Mar. 7th, 2012

carene_waterman: An image of the Carina Nebula (Default)
Theme is Citrusy by rising.

I like this layout a great deal. Even with a vibrant colour scheme like the theme I chose, the content still take centre stage.

The very simple design of horizontal lines and borders aids in presenting the content, not detracts from it.

There's some good spacing on the modules and everything is well spaced.

I don't like the blobbed together Tertiary modules.

The calendar--another wide one, looks not bad.

Excellent design that could take a host of colour schemes.
carene_waterman: An image of the Carina Nebula (Default)
Theme is Vintage Modern by rising.

If I remember right, this is an adaptation or clone of an LJ theme.

I never noticed layouts on LJ, other than to despise the ones that blanked out the navigation links or only put them at the top of the page.

Nice clean design. I like this sidebar a lot.

Modules in tertiary stack vertically, so I presume they'd look horrible with a whole bunch.

Everything is simple and uncluttered and not overdesigned.

Room for a lot of colour themes with this one.
carene_waterman: An image of the Carina Nebula (Default)
Theme is by sarken

My username overflows the sidebar at my 16px default font with a 14px minimum. If I were choosing styles, I wouldn't look any farther.

I like the very modern look and the clever use of shadows and geometric shapes.

And hallelujah! Finally a style that just prevents you from putting anything in tertiary in two column set up. That beats letting you do it, but styling it so it won't work.

Distinctive and striking layout that needs a little attention to scalability.

This is an excellent layout for style makers to look at for tips on how to use s2 to customize your layout and extend the layout beyond the reading page.

I got some fabulous ideas from it that helped me refine mine.
carene_waterman: An image of the Carina Nebula (Default)
At the Hop by Musyc.

I personally find all the overlapping boxes a bit busy, but within each box, things are spaced very well.

Content is balanced well with design and there's good variation in colours available.

Pet peeve, and I see this in a lot of layouts: putting a colour background on an element that contains headings and not putting any padding on the element. If your text is just flowing along with no other backgrounds, that's awesome, but text butting right up to the edge of a coloured background is uncomfortable looking.

This is also an issue with colour blocked sidebars that have no padding or margins on them that then but right up to the edge of the screen. Even on a mobile device--which none of these layouts are for, some padding will fit.

Nothing overdesigned here--the focus is really on colour combinations--and the foundation is good.
carene_waterman: An image of the Carina Nebula (Default)
Theme is Red Squiggle by Regna

I like this use of background images a lot because it's not pushing the content down just for decoration.

It's very nicely designed with a cohesive look across pages.

INSTRUCTIONS
1 - Name every theme that the layout reviews identify by title.
2 - Carry the layout reviews forward from their final sentence.

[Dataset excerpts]

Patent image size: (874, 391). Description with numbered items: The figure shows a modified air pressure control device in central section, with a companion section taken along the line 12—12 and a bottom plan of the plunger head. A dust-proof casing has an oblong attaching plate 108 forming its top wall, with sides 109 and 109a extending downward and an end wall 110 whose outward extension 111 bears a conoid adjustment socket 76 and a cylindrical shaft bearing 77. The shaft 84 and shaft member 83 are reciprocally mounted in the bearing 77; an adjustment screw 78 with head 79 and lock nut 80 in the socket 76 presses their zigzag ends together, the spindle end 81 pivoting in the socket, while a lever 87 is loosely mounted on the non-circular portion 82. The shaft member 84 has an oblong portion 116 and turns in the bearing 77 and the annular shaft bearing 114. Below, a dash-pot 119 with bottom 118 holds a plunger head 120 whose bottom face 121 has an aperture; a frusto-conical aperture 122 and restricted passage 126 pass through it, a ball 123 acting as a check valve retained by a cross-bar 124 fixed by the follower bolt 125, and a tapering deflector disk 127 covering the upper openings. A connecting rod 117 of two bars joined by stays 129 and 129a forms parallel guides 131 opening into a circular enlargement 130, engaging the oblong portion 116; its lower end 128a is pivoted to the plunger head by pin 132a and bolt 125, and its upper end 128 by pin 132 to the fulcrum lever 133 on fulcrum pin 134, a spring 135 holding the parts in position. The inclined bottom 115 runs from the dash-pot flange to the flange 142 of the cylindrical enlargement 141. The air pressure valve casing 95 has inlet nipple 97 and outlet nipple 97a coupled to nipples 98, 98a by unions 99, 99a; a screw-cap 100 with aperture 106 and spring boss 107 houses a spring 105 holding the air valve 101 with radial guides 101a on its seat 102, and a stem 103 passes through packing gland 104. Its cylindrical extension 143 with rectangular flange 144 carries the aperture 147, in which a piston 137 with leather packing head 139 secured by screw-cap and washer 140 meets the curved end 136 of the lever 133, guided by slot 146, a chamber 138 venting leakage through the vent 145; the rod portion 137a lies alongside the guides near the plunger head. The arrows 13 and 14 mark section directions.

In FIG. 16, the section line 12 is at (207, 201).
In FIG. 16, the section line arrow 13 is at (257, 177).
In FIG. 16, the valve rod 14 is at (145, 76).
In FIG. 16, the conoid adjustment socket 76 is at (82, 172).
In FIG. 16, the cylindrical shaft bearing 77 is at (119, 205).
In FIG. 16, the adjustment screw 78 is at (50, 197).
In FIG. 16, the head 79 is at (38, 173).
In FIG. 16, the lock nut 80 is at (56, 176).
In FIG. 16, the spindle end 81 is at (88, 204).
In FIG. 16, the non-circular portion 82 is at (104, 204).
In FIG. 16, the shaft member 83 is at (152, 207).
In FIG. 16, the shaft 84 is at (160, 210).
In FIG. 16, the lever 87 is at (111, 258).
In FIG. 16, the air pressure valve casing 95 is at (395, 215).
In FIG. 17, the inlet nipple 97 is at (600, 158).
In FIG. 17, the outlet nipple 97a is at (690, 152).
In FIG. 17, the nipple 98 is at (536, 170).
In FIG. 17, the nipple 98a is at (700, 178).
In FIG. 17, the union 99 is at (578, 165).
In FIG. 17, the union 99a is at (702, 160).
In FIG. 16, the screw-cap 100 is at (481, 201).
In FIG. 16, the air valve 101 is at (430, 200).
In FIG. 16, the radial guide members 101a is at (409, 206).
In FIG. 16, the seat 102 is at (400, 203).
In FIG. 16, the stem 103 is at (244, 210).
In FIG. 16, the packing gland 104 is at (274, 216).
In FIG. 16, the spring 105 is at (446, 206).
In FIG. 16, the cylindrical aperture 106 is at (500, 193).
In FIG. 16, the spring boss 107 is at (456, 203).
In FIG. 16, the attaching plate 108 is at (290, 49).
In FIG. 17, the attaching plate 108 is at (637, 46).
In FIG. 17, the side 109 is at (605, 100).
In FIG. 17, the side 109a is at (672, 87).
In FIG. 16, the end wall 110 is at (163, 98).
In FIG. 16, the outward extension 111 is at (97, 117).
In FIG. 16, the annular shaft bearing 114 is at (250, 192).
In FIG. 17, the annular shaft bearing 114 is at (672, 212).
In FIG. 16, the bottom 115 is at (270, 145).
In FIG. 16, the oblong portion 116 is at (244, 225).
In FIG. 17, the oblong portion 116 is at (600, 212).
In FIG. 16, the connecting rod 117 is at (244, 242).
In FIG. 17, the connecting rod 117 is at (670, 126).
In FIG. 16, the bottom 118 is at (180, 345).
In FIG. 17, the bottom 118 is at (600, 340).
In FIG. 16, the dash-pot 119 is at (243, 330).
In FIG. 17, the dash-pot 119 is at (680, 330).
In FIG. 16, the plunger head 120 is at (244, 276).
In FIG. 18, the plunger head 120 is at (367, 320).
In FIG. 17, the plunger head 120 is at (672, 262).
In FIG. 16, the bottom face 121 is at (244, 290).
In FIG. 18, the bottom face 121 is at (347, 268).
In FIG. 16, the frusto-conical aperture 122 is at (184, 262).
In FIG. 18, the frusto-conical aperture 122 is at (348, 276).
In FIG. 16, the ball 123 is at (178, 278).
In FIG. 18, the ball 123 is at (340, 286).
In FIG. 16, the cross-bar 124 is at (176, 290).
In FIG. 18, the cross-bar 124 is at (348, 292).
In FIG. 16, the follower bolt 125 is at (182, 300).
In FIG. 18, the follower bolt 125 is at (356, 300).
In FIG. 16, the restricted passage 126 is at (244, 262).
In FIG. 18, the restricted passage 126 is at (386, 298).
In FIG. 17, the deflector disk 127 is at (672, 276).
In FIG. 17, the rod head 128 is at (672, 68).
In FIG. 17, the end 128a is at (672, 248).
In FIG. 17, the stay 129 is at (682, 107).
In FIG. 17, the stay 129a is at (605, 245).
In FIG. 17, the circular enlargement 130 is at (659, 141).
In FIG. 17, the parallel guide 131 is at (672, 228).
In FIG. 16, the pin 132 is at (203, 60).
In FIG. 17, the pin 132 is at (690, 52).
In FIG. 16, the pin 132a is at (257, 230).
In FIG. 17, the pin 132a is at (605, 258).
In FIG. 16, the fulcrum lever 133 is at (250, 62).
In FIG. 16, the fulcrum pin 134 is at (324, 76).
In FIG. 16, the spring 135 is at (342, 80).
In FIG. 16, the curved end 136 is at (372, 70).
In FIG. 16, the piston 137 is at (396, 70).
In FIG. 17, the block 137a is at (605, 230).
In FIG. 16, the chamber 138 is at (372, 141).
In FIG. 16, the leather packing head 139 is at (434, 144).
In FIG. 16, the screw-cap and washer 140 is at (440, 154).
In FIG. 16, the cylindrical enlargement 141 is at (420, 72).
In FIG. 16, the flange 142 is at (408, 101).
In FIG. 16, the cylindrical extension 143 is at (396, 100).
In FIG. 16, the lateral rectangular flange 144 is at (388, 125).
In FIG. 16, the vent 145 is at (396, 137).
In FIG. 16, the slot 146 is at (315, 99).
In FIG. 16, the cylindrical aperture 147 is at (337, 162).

WRITTEN RESPONSES
1 - Citrusy, Vintage Modern, At the Hop, Red Squiggle

2 -
I notice here that there's no current style on the navigation menu. This is something only a few styles use, but I think it's a key piece of communication to the user and shouldn't be overlooked.

This layout lends itself to all sorts of themes in a lot of colours.
carene_waterman: An image of the Carina Nebula (Default)
Theme is Shallows by dancing_serpent.

I've used this layout a lot, so I'm not sure what to say about it.

It's got good typography--lacking in line-height like everything based on Tabula Rasa is my only complaint.

There's good spacing and it only needs padding in a few places.

The style is bugged for putting on background images via the wizard, which is a shame as it lends itself to it nicely.

The icon sitting in content looks weird to me when it's on the right, but a lot of layouts have that issue.

Nice clean look, easy to do colour themes for, simple design that works well.
carene_waterman: An image of the Carina Nebula (Default)
Theme is Grey Days by asenathwaite.

This has the look of a couple of other styles, it's got the modules coloured individually which always makes me think of old LJ styles.

It's easy to read, easy to colour theme, has no big missteps and the same issues/features of all the other similar layouts.

Icon's up in the header, which makes it flow nicely, and there's some clunky spacing with topnav.

Content pretty evenly balanced with theme here.

Zesty

Mar. 7th, 2012 07:56 pm
carene_waterman: An image of the Carina Nebula (Default)
The oddball.

It's kind of cool looking. Very minimalist and content so far out in front it's hard to find the modules.

I think this would be popular to theme if the code got standardized.

Wondering if I should volunteer to do it? It would be an interesting intellectual exercise.

Tabula Rasa

Mar. 7th, 2012 07:57 pm
carene_waterman: An image of the Carina Nebula (Default)
Saves this one for last.

Tabula Rasa is the only layout I'd ever theme. And yet no one does it, and the few that are there are just colour themes.

On the other hand, TR is the base of most of the other layouts, so it gets used. I've come to understand how this happened.

From my perspective a style has three parts:

1. The layout, which is where things are positioned and the core typography.

2. The skin, or the design or whatever you want to call the borders and backgrounds, the box-shadows and font effects, the position refinements--like the icon biting into the corner of an entry, etc.

3. The colour scheme and the background images.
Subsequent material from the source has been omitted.